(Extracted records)
......

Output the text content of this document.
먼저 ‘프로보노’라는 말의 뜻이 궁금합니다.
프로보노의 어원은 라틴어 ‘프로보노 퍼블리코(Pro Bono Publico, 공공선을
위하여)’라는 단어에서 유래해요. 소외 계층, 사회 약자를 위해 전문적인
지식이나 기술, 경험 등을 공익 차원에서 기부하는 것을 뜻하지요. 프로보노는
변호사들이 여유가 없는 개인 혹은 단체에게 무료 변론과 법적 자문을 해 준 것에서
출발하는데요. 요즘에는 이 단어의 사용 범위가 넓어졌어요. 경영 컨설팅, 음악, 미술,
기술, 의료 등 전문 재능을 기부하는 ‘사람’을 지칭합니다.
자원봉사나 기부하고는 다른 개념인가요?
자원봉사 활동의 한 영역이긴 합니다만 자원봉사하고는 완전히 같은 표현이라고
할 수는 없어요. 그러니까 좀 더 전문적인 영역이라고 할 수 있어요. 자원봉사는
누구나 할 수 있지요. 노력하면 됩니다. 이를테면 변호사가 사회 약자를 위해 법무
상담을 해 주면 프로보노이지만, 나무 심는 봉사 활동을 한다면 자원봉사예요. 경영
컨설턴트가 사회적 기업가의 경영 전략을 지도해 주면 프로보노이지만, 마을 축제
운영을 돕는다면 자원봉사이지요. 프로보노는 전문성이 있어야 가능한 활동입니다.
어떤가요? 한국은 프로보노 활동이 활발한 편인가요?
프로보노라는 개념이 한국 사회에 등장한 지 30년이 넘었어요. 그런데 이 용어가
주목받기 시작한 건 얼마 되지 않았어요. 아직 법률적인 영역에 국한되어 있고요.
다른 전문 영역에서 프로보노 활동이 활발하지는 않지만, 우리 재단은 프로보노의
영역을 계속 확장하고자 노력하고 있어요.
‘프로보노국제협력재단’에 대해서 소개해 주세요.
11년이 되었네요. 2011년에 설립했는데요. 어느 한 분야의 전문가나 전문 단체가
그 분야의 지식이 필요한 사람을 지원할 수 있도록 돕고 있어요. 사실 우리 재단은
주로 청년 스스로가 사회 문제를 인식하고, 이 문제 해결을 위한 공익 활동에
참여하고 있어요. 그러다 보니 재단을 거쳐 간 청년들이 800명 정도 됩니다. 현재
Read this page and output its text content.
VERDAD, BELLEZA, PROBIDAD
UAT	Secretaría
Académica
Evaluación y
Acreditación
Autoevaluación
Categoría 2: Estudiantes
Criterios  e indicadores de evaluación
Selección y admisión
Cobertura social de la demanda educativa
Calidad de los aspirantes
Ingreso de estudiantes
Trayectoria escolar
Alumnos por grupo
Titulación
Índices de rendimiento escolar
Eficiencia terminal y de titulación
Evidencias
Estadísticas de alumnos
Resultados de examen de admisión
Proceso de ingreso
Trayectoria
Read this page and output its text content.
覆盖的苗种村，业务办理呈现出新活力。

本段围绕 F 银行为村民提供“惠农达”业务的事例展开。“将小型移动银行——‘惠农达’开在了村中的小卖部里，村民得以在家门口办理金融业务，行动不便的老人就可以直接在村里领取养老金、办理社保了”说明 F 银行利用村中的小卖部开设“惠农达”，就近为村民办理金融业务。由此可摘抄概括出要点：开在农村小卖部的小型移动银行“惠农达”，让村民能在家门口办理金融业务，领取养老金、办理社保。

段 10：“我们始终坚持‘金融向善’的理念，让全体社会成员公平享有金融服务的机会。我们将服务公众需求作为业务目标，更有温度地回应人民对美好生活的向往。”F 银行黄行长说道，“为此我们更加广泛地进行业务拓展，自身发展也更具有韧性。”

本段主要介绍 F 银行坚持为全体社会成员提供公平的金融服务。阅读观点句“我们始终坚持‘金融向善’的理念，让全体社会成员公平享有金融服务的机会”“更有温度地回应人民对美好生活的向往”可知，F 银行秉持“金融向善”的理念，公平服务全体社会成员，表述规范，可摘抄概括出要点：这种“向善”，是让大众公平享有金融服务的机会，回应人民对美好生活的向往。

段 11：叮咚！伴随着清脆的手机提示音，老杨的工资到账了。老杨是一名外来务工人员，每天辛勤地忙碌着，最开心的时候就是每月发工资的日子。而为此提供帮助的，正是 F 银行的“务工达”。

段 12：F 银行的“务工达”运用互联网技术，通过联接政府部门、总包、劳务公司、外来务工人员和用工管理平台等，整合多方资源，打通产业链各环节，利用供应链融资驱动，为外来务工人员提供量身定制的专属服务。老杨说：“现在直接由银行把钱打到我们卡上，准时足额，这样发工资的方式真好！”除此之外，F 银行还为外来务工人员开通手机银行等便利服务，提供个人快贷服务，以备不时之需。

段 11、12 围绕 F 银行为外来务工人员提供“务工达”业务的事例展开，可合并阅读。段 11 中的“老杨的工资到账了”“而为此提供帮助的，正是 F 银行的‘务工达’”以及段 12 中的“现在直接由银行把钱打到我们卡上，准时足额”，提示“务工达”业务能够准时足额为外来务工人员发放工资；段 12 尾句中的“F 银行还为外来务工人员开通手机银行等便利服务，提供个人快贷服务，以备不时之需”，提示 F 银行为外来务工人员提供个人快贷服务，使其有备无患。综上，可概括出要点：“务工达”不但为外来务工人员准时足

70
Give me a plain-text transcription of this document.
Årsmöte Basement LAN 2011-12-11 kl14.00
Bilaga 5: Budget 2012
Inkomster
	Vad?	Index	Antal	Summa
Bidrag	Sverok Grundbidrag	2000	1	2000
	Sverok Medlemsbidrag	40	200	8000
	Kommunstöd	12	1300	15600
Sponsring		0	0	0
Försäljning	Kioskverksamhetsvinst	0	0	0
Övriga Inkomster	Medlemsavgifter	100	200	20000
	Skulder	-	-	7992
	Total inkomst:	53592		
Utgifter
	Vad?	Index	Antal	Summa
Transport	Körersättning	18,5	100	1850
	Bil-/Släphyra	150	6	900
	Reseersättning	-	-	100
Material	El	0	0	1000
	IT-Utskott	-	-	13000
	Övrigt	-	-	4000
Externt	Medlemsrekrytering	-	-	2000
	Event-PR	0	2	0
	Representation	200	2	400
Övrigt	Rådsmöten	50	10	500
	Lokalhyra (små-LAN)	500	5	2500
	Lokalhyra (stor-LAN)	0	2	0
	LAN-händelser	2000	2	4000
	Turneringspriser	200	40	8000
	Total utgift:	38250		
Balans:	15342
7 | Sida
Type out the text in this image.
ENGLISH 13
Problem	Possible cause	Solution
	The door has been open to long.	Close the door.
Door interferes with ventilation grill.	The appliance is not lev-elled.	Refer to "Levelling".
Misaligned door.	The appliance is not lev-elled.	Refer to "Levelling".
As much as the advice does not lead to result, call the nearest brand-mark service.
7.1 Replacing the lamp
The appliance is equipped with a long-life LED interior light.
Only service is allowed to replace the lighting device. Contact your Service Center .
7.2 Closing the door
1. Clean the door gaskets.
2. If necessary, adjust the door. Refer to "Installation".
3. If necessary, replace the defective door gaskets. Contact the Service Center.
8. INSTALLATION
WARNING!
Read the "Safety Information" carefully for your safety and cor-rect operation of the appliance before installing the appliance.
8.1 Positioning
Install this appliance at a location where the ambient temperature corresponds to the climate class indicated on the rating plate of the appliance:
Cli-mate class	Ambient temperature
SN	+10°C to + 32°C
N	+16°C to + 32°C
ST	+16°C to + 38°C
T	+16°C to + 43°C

......

* TO DO *
Every line from the one containing "Type out the text in this image." through the end of the data must be repeated exactly, and no other line.

* THE SOLUTION *
Type out the text in this image.
ENGLISH 13
Problem	Possible cause	Solution
	The door has been open to long.	Close the door.
Door interferes with ventilation grill.	The appliance is not lev-elled.	Refer to "Levelling".
Misaligned door.	The appliance is not lev-elled.	Refer to "Levelling".
As much as the advice does not lead to result, call the nearest brand-mark service.
7.1 Replacing the lamp
The appliance is equipped with a long-life LED interior light.
Only service is allowed to replace the lighting device. Contact your Service Center .
7.2 Closing the door
1. Clean the door gaskets.
2. If necessary, adjust the door. Refer to "Installation".
3. If necessary, replace the defective door gaskets. Contact the Service Center.
8. INSTALLATION
WARNING!
Read the "Safety Information" carefully for your safety and cor-rect operation of the appliance before installing the appliance.
8.1 Positioning
Install this appliance at a location where the ambient temperature corresponds to the climate class indicated on the rating plate of the appliance:
Cli-mate class	Ambient temperature
SN	+10°C to + 32°C
N	+16°C to + 32°C
ST	+16°C to + 38°C
T	+16°C to + 43°C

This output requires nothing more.